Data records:
::::

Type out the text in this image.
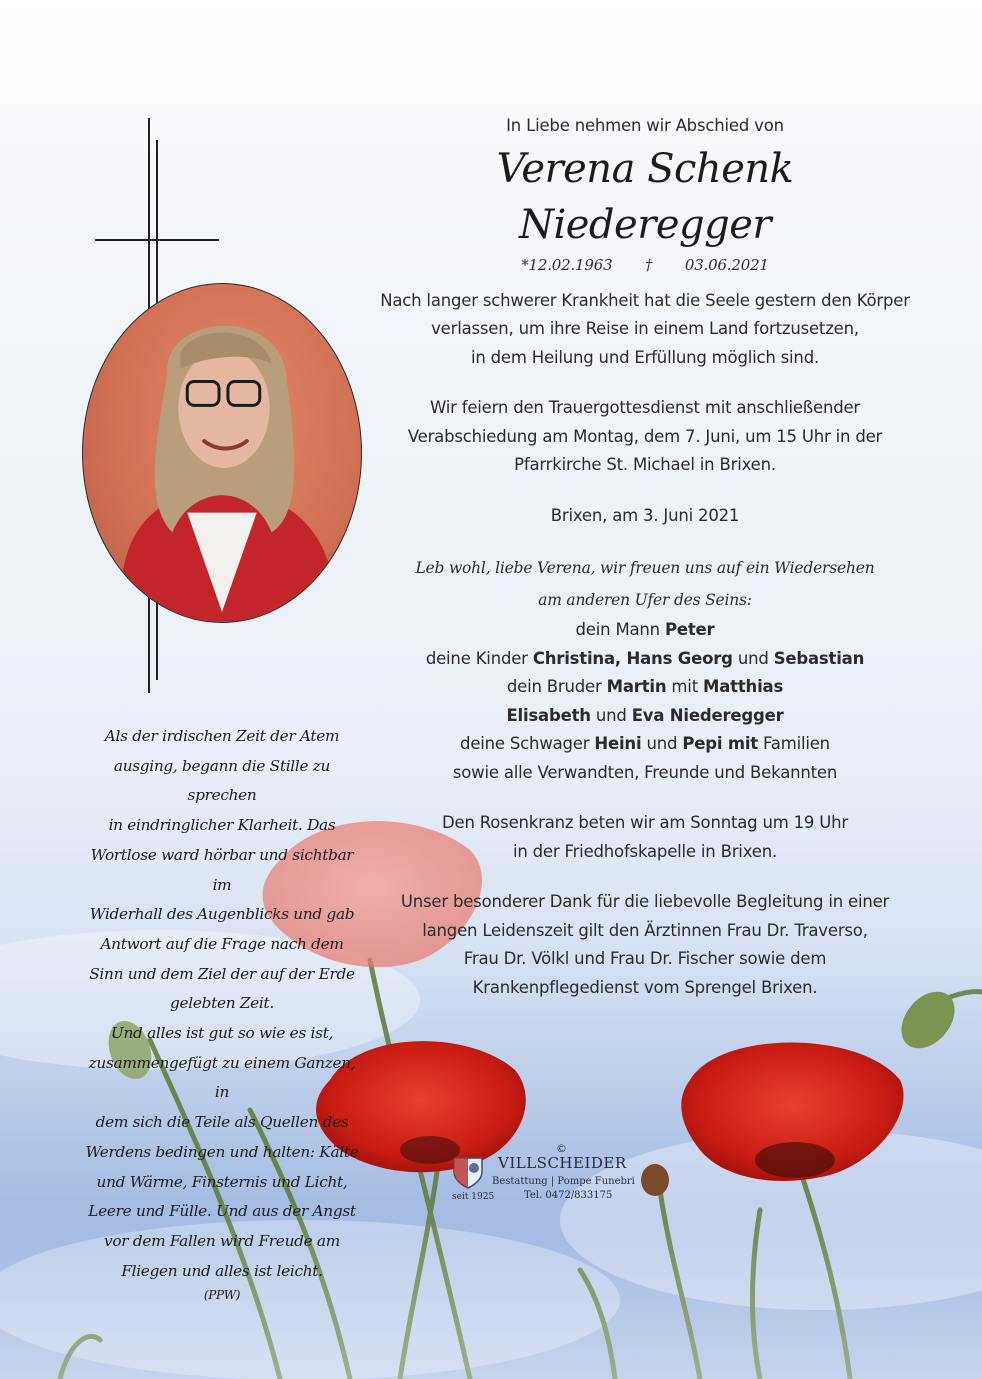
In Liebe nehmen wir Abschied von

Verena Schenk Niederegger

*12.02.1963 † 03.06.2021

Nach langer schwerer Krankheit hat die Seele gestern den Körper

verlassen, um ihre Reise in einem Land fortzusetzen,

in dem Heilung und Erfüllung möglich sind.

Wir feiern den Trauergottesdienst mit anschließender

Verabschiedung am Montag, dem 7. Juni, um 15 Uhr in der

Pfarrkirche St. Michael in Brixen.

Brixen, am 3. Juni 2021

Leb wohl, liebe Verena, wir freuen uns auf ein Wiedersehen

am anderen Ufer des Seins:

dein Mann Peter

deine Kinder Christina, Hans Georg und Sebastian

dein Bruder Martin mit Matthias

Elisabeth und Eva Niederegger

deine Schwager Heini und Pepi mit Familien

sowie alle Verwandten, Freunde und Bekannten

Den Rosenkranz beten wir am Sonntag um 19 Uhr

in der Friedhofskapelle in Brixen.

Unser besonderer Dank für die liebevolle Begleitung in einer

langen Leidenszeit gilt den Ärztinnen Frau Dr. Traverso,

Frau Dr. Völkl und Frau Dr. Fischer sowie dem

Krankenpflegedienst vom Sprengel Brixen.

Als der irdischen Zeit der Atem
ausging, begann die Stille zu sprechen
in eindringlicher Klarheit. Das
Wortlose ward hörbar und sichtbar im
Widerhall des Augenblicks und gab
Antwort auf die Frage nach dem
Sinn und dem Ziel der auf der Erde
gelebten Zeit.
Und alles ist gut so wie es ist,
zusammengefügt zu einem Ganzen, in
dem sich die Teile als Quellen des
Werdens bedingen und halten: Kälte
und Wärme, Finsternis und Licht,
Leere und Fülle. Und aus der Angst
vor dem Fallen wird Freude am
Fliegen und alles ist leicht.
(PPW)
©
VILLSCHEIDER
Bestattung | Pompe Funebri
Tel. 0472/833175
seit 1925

::::

The listing above needs to be output again exactly. Don't include the pictures.

Type out the text in this image.
In Liebe nehmen wir Abschied von

Verena Schenk Niederegger

*12.02.1963 † 03.06.2021

Nach langer schwerer Krankheit hat die Seele gestern den Körper

verlassen, um ihre Reise in einem Land fortzusetzen,

in dem Heilung und Erfüllung möglich sind.

Wir feiern den Trauergottesdienst mit anschließender

Verabschiedung am Montag, dem 7. Juni, um 15 Uhr in der

Pfarrkirche St. Michael in Brixen.

Brixen, am 3. Juni 2021

Leb wohl, liebe Verena, wir freuen uns auf ein Wiedersehen

am anderen Ufer des Seins:

dein Mann Peter

deine Kinder Christina, Hans Georg und Sebastian

dein Bruder Martin mit Matthias

Elisabeth und Eva Niederegger

deine Schwager Heini und Pepi mit Familien

sowie alle Verwandten, Freunde und Bekannten

Den Rosenkranz beten wir am Sonntag um 19 Uhr

in der Friedhofskapelle in Brixen.

Unser besonderer Dank für die liebevolle Begleitung in einer

langen Leidenszeit gilt den Ärztinnen Frau Dr. Traverso,

Frau Dr. Völkl und Frau Dr. Fischer sowie dem

Krankenpflegedienst vom Sprengel Brixen.

Als der irdischen Zeit der Atem
ausging, begann die Stille zu sprechen
in eindringlicher Klarheit. Das
Wortlose ward hörbar und sichtbar im
Widerhall des Augenblicks und gab
Antwort auf die Frage nach dem
Sinn und dem Ziel der auf der Erde
gelebten Zeit.
Und alles ist gut so wie es ist,
zusammengefügt zu einem Ganzen, in
dem sich die Teile als Quellen des
Werdens bedingen und halten: Kälte
und Wärme, Finsternis und Licht,
Leere und Fülle. Und aus der Angst
vor dem Fallen wird Freude am
Fliegen und alles ist leicht.
(PPW)
©
VILLSCHEIDER
Bestattung | Pompe Funebri
Tel. 0472/833175
seit 1925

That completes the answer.